* _Dataset extract_:
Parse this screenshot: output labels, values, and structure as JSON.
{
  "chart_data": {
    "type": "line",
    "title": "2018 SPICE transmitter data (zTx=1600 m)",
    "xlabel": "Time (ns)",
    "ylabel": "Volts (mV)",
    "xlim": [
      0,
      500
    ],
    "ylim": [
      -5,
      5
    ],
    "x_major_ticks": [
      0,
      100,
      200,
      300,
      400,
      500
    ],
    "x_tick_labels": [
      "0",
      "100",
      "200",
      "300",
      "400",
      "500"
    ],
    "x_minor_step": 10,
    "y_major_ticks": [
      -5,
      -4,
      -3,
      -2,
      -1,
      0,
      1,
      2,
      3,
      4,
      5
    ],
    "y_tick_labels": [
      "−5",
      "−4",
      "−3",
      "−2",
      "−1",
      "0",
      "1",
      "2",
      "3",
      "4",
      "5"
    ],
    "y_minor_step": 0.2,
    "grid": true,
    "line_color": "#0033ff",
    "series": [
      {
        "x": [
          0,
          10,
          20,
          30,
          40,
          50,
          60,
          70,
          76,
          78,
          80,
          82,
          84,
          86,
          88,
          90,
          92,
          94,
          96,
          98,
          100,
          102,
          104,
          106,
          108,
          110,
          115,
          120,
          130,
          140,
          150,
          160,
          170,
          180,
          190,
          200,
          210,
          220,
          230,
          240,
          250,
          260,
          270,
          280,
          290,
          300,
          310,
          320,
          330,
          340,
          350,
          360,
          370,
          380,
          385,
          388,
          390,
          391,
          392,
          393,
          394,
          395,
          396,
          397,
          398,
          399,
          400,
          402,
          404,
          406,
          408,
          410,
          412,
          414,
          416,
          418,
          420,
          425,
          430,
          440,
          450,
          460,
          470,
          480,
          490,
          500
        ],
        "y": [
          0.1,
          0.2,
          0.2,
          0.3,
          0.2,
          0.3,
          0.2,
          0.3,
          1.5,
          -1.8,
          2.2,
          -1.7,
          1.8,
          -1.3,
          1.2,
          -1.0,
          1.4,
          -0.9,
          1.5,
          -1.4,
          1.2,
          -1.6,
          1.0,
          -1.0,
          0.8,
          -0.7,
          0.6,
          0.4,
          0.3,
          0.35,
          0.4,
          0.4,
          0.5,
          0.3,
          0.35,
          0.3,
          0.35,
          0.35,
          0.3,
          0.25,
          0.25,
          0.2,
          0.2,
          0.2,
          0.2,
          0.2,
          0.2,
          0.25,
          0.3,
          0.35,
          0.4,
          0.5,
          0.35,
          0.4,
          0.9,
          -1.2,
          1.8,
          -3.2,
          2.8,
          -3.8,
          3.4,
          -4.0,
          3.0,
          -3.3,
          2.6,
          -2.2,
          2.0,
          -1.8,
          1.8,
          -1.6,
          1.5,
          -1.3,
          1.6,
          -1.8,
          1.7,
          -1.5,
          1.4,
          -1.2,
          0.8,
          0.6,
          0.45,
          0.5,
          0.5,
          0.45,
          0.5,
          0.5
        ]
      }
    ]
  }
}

* _Problem description_: Each entry above needs to be retyped exactly.

* _Result of the exercise_:
Parse this screenshot: output labels, values, and structure as JSON.
{
  "chart_data": {
    "type": "line",
    "title": "2018 SPICE transmitter data (zTx=1600 m)",
    "xlabel": "Time (ns)",
    "ylabel": "Volts (mV)",
    "xlim": [
      0,
      500
    ],
    "ylim": [
      -5,
      5
    ],
    "x_major_ticks": [
      0,
      100,
      200,
      300,
      400,
      500
    ],
    "x_tick_labels": [
      "0",
      "100",
      "200",
      "300",
      "400",
      "500"
    ],
    "x_minor_step": 10,
    "y_major_ticks": [
      -5,
      -4,
      -3,
      -2,
      -1,
      0,
      1,
      2,
      3,
      4,
      5
    ],
    "y_tick_labels": [
      "−5",
      "−4",
      "−3",
      "−2",
      "−1",
      "0",
      "1",
      "2",
      "3",
      "4",
      "5"
    ],
    "y_minor_step": 0.2,
    "grid": true,
    "line_color": "#0033ff",
    "series": [
      {
        "x": [
          0,
          10,
          20,
          30,
          40,
          50,
          60,
          70,
          76,
          78,
          80,
          82,
          84,
          86,
          88,
          90,
          92,
          94,
          96,
          98,
          100,
          102,
          104,
          106,
          108,
          110,
          115,
          120,
          130,
          140,
          150,
          160,
          170,
          180,
          190,
          200,
          210,
          220,
          230,
          240,
          250,
          260,
          270,
          280,
          290,
          300,
          310,
          320,
          330,
          340,
          350,
          360,
          370,
          380,
          385,
          388,
          390,
          391,
          392,
          393,
          394,
          395,
          396,
          397,
          398,
          399,
          400,
          402,
          404,
          406,
          408,
          410,
          412,
          414,
          416,
          418,
          420,
          425,
          430,
          440,
          450,
          460,
          470,
          480,
          490,
          500
        ],
        "y": [
          0.1,
          0.2,
          0.2,
          0.3,
          0.2,
          0.3,
          0.2,
          0.3,
          1.5,
          -1.8,
          2.2,
          -1.7,
          1.8,
          -1.3,
          1.2,
          -1.0,
          1.4,
          -0.9,
          1.5,
          -1.4,
          1.2,
          -1.6,
          1.0,
          -1.0,
          0.8,
          -0.7,
          0.6,
          0.4,
          0.3,
          0.35,
          0.4,
          0.4,
          0.5,
          0.3,
          0.35,
          0.3,
          0.35,
          0.35,
          0.3,
          0.25,
          0.25,
          0.2,
          0.2,
          0.2,
          0.2,
          0.2,
          0.2,
          0.25,
          0.3,
          0.35,
          0.4,
          0.5,
          0.35,
          0.4,
          0.9,
          -1.2,
          1.8,
          -3.2,
          2.8,
          -3.8,
          3.4,
          -4.0,
          3.0,
          -3.3,
          2.6,
          -2.2,
          2.0,
          -1.8,
          1.8,
          -1.6,
          1.5,
          -1.3,
          1.6,
          -1.8,
          1.7,
          -1.5,
          1.4,
          -1.2,
          0.8,
          0.6,
          0.45,
          0.5,
          0.5,
          0.45,
          0.5,
          0.5
        ]
      }
    ]
  }
}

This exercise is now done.